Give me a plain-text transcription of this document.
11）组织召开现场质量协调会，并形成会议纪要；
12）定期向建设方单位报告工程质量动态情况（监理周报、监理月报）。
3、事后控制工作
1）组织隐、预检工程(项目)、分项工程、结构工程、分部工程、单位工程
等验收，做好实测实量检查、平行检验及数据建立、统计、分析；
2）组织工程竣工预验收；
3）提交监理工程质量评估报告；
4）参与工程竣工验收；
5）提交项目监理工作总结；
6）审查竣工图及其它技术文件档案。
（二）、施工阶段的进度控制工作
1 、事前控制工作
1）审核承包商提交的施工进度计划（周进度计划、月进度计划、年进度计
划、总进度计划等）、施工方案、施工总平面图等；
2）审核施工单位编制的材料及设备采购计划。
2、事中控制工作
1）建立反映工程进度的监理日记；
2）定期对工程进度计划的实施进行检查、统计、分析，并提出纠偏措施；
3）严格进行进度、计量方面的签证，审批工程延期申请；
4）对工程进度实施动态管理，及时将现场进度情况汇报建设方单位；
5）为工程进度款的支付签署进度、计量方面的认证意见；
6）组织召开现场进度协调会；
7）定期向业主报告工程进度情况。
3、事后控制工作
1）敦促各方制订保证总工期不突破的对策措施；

════════════════════

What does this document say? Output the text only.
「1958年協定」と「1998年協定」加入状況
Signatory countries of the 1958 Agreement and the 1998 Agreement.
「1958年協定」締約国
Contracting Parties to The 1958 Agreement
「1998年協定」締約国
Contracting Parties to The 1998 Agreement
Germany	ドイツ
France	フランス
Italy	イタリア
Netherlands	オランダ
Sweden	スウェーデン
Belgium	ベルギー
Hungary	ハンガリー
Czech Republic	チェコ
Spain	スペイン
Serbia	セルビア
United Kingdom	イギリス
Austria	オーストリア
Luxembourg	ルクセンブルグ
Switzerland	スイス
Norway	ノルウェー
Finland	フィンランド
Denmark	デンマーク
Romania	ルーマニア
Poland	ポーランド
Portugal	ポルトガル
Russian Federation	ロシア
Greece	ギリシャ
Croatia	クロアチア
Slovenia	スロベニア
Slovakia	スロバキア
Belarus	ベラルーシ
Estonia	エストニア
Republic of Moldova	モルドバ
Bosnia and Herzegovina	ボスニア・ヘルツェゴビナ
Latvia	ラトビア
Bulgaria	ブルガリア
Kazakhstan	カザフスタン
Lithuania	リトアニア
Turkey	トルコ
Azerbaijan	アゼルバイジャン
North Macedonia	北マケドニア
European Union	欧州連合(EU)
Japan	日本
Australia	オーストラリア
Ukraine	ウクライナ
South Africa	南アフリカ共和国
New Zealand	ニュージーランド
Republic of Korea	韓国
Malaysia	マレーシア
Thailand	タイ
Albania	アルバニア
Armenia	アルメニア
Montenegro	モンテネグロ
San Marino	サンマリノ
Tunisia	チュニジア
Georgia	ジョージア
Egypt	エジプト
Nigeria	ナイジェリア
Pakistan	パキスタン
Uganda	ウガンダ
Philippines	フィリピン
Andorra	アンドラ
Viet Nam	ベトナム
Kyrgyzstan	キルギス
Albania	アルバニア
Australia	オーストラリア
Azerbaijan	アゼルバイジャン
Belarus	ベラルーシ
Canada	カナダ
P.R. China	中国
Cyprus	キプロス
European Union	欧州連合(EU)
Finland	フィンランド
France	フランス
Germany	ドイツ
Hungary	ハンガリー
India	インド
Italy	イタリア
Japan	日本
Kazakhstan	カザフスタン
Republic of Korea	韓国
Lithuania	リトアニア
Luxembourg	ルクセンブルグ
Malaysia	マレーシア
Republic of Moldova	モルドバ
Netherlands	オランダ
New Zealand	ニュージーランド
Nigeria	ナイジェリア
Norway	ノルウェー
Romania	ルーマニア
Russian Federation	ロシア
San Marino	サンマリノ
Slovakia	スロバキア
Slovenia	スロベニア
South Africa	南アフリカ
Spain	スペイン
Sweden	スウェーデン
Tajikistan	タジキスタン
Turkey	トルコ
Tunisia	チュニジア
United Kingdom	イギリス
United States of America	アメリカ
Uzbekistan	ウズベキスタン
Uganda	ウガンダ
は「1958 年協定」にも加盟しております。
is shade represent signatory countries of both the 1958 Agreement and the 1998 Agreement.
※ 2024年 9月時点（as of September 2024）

════════════════════

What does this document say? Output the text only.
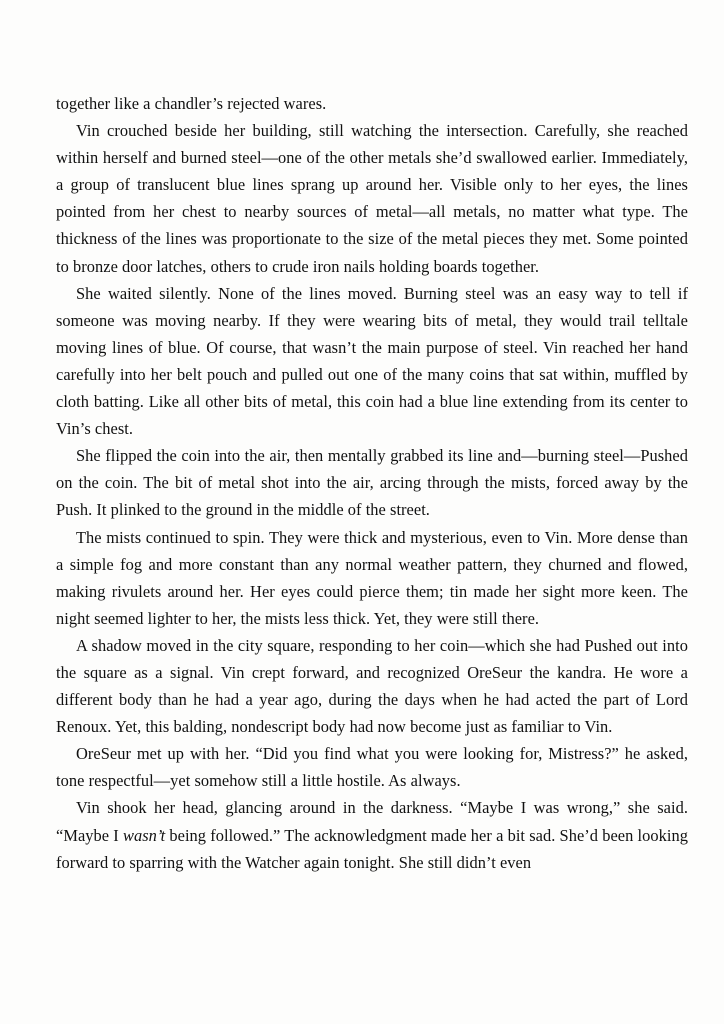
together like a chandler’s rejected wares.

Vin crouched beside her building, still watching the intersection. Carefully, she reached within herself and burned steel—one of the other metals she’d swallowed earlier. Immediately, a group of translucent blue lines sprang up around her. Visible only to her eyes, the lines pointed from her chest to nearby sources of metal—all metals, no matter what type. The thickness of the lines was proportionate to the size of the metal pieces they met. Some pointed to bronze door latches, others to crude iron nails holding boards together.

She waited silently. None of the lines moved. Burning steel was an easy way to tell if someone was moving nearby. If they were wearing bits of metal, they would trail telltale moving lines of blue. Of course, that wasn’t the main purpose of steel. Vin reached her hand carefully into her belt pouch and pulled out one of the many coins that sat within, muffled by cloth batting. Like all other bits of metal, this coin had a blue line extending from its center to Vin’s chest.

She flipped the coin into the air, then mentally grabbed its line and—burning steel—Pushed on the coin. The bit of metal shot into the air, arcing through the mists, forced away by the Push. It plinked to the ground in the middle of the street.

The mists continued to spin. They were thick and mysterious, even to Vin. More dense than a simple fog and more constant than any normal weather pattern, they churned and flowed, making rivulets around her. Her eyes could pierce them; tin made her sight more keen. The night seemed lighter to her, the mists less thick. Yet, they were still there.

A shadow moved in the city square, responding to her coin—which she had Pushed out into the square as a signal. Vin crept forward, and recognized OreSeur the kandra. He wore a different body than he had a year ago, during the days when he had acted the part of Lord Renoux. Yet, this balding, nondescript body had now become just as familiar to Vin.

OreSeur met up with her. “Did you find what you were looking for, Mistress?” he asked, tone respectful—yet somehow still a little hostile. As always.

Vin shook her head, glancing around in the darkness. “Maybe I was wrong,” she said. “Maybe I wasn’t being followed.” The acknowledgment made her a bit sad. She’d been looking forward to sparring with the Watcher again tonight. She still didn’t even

════════════════════

Read the entries and select each line where the word "Pushed" is found.

She flipped the coin into the air, then mentally grabbed its line and—burning steel—Pushed on the coin. The bit of metal shot into the air, arcing through the mists, forced away by the Push. It plinked to the ground in the middle of the street.
A shadow moved in the city square, responding to her coin—which she had Pushed out into the square as a signal. Vin crept forward, and recognized OreSeur the kandra. He wore a different body than he had a year ago, during the days when he had acted the part of Lord Renoux. Yet, this balding, nondescript body had now become just as familiar to Vin.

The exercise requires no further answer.